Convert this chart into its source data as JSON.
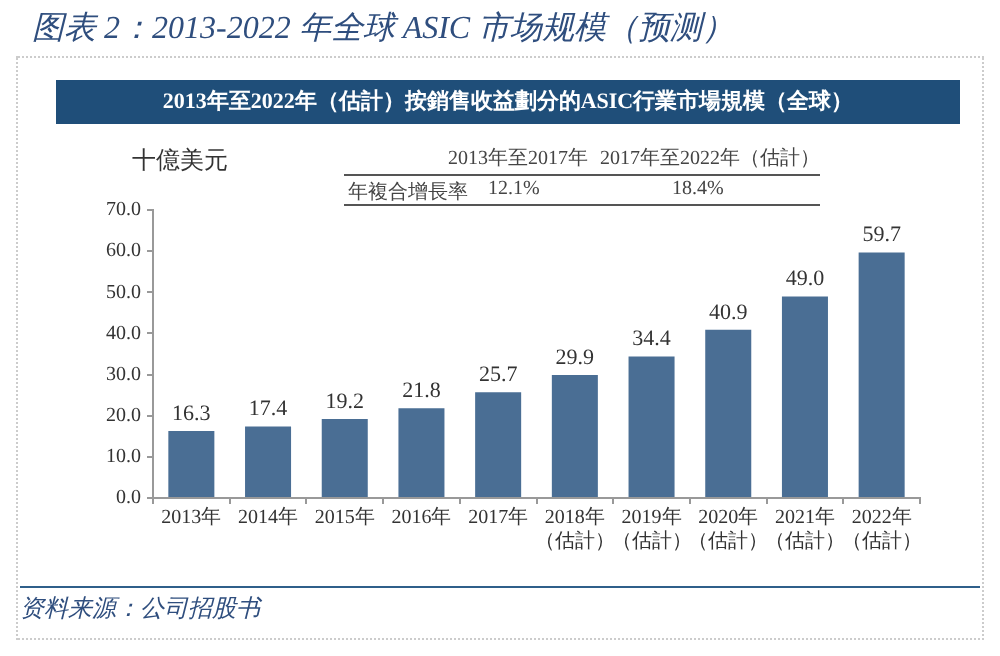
{
  "chart_data": {
    "type": "bar",
    "title": "图表 2：2013-2022 年全球 ASIC 市场规模（预测）",
    "subtitle": "2013年至2022年（估計）按銷售收益劃分的ASIC行業市場規模（全球）",
    "ylabel": "十億美元",
    "categories": [
      "2013年",
      "2014年",
      "2015年",
      "2016年",
      "2017年",
      "2018年（估計）",
      "2019年（估計）",
      "2020年（估計）",
      "2021年（估計）",
      "2022年（估計）"
    ],
    "values": [
      16.3,
      17.4,
      19.2,
      21.8,
      25.7,
      29.9,
      34.4,
      40.9,
      49.0,
      59.7
    ],
    "value_labels": [
      "16.3",
      "17.4",
      "19.2",
      "21.8",
      "25.7",
      "29.9",
      "34.4",
      "40.9",
      "49.0",
      "59.7"
    ],
    "color": "#4a6e94",
    "ylim": [
      0,
      70
    ],
    "yticks": [
      {
        "value": 0,
        "label": "0.0"
      },
      {
        "value": 10,
        "label": "10.0"
      },
      {
        "value": 20,
        "label": "20.0"
      },
      {
        "value": 30,
        "label": "30.0"
      },
      {
        "value": 40,
        "label": "40.0"
      },
      {
        "value": 50,
        "label": "50.0"
      },
      {
        "value": 60,
        "label": "60.0"
      },
      {
        "value": 70,
        "label": "70.0"
      }
    ],
    "annotations": [
      "2013年至2017年",
      "2017年至2022年（估計）",
      "年複合增長率",
      "12.1%",
      "18.4%",
      "资料来源：公司招股书"
    ]
  }
}
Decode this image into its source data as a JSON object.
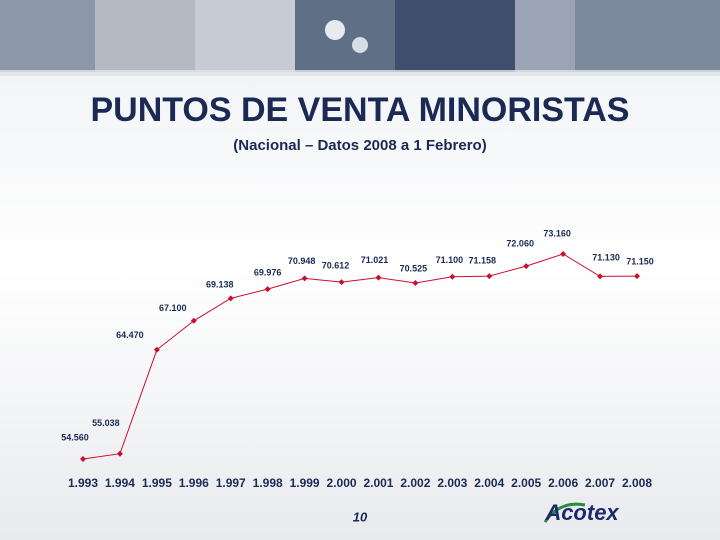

·····

Leave out the pictures, and give all the records again exactly.

Convert this chart into its source data as JSON.
{
  "chart_data": {
    "type": "bar",
    "title": "图表 2：2013-2022 年全球 ASIC 市场规模（预测）",
    "subtitle": "2013年至2022年（估計）按銷售收益劃分的ASIC行業市場規模（全球）",
    "ylabel": "十億美元",
    "categories": [
      "2013年",
      "2014年",
      "2015年",
      "2016年",
      "2017年",
      "2018年（估計）",
      "2019年（估計）",
      "2020年（估計）",
      "2021年（估計）",
      "2022年（估計）"
    ],
    "values": [
      16.3,
      17.4,
      19.2,
      21.8,
      25.7,
      29.9,
      34.4,
      40.9,
      49.0,
      59.7
    ],
    "value_labels": [
      "16.3",
      "17.4",
      "19.2",
      "21.8",
      "25.7",
      "29.9",
      "34.4",
      "40.9",
      "49.0",
      "59.7"
    ],
    "color": "#4a6e94",
    "ylim": [
      0,
      70
    ],
    "yticks": [
      {
        "value": 0,
        "label": "0.0"
      },
      {
        "value": 10,
        "label": "10.0"
      },
      {
        "value": 20,
        "label": "20.0"
      },
      {
        "value": 30,
        "label": "30.0"
      },
      {
        "value": 40,
        "label": "40.0"
      },
      {
        "value": 50,
        "label": "50.0"
      },
      {
        "value": 60,
        "label": "60.0"
      },
      {
        "value": 70,
        "label": "70.0"
      }
    ],
    "annotations": [
      "2013年至2017年",
      "2017年至2022年（估計）",
      "年複合增長率",
      "12.1%",
      "18.4%",
      "资料来源：公司招股书"
    ]
  }
}
Decode this image into its source data as a JSON object.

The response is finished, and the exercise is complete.